(Given exercise): Report the number of lines that hold the string "martyrs". Leave out any other text.

(Data rows):
···

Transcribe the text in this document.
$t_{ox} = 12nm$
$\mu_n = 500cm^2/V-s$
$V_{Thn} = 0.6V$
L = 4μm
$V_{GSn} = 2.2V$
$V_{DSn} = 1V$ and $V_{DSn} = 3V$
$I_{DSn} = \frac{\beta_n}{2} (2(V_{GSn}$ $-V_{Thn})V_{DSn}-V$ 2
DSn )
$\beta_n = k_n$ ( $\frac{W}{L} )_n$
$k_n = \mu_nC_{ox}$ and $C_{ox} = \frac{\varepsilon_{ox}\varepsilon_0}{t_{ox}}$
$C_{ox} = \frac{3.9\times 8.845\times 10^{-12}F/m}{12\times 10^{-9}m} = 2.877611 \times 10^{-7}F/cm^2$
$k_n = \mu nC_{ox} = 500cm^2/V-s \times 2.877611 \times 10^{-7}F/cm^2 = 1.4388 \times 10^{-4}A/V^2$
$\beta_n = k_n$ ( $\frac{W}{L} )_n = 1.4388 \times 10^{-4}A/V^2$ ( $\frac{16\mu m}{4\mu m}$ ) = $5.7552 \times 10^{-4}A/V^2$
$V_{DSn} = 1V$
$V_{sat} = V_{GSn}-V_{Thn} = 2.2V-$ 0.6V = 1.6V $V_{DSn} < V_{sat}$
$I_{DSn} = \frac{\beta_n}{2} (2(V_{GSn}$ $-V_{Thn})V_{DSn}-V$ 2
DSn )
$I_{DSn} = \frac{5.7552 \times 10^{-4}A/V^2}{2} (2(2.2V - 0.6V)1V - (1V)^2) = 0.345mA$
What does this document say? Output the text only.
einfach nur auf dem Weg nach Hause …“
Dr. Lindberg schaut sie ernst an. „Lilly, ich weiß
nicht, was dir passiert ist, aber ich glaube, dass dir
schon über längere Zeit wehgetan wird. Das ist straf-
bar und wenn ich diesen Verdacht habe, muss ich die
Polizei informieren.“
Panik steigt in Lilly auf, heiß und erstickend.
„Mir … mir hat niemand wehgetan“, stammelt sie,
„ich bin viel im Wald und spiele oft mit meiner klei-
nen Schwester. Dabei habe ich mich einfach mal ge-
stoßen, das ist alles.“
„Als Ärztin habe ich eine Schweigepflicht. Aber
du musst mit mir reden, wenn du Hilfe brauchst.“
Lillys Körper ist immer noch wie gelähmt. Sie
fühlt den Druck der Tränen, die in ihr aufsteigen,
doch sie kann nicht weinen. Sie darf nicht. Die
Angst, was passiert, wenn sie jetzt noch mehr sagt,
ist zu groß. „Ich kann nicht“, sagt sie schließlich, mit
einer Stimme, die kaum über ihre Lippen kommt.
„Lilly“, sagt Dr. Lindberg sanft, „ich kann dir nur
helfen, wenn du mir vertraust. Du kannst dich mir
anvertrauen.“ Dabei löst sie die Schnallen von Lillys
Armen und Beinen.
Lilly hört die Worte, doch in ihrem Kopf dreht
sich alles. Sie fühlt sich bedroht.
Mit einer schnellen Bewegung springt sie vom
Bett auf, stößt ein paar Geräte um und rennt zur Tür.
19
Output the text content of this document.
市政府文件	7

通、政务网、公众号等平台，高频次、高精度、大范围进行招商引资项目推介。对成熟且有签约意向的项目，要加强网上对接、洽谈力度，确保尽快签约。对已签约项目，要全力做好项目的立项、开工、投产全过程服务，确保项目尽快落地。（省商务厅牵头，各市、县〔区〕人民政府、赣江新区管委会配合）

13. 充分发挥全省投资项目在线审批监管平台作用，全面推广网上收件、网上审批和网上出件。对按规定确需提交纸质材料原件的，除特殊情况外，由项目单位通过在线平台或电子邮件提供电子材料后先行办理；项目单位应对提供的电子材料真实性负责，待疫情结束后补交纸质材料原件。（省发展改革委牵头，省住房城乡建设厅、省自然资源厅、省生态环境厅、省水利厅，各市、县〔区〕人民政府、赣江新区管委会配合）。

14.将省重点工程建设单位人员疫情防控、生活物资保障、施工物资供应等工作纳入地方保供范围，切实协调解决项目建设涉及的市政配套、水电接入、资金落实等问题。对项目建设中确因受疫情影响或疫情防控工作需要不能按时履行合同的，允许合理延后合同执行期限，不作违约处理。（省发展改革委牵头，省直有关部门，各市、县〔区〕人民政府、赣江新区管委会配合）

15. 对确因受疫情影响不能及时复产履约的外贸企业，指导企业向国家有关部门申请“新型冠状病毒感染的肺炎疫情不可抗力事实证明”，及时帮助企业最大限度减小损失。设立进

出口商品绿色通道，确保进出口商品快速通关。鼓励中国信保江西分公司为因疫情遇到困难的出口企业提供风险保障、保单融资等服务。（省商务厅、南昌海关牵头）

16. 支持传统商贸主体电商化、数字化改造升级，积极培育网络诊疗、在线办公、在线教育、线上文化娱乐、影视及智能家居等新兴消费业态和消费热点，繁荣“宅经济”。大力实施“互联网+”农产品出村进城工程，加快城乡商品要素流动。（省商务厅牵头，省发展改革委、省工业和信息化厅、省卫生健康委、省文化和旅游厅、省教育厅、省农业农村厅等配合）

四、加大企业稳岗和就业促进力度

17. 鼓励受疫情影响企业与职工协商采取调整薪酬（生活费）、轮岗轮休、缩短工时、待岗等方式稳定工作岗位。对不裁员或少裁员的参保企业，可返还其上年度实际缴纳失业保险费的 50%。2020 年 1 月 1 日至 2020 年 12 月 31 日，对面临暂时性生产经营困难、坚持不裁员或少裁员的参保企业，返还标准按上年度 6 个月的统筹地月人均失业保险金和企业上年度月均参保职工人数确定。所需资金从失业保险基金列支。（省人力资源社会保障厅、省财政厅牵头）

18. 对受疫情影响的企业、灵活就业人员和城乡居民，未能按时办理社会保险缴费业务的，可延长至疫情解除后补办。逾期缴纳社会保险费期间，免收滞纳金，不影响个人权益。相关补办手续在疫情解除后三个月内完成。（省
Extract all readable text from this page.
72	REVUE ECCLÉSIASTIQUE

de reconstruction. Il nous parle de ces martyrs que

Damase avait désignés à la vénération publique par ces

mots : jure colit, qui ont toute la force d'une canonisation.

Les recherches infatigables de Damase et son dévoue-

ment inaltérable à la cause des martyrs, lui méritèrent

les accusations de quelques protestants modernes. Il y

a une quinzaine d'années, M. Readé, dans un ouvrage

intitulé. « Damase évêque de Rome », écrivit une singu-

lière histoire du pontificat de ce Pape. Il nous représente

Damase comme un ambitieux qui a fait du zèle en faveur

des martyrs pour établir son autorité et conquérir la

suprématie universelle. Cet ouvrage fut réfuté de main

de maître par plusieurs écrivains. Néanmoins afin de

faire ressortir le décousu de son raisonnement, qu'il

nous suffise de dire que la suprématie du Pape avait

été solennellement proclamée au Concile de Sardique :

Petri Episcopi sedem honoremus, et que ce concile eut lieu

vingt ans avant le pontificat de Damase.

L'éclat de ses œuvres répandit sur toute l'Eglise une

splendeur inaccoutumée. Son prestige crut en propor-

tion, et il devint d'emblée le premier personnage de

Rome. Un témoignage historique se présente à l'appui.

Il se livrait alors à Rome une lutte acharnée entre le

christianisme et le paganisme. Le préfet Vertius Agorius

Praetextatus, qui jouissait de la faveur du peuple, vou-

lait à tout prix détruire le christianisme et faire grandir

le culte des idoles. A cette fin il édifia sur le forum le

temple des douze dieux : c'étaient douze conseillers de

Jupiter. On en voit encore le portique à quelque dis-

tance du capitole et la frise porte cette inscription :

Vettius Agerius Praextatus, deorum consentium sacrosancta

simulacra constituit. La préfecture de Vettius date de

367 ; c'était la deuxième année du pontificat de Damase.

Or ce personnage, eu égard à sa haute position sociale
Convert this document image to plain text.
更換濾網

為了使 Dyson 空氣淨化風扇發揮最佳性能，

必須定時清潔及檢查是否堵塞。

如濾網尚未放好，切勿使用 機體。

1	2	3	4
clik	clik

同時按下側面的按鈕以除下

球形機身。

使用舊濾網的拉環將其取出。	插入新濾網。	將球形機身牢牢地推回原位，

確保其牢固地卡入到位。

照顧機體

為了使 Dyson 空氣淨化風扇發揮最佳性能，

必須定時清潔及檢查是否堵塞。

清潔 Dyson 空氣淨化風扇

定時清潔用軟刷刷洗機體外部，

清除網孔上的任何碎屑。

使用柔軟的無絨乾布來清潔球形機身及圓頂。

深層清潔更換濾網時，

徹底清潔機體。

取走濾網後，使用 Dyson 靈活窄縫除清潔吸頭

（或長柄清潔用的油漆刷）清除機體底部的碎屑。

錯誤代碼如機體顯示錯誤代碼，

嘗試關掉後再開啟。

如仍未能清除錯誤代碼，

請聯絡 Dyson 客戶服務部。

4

···

(Expected output): 3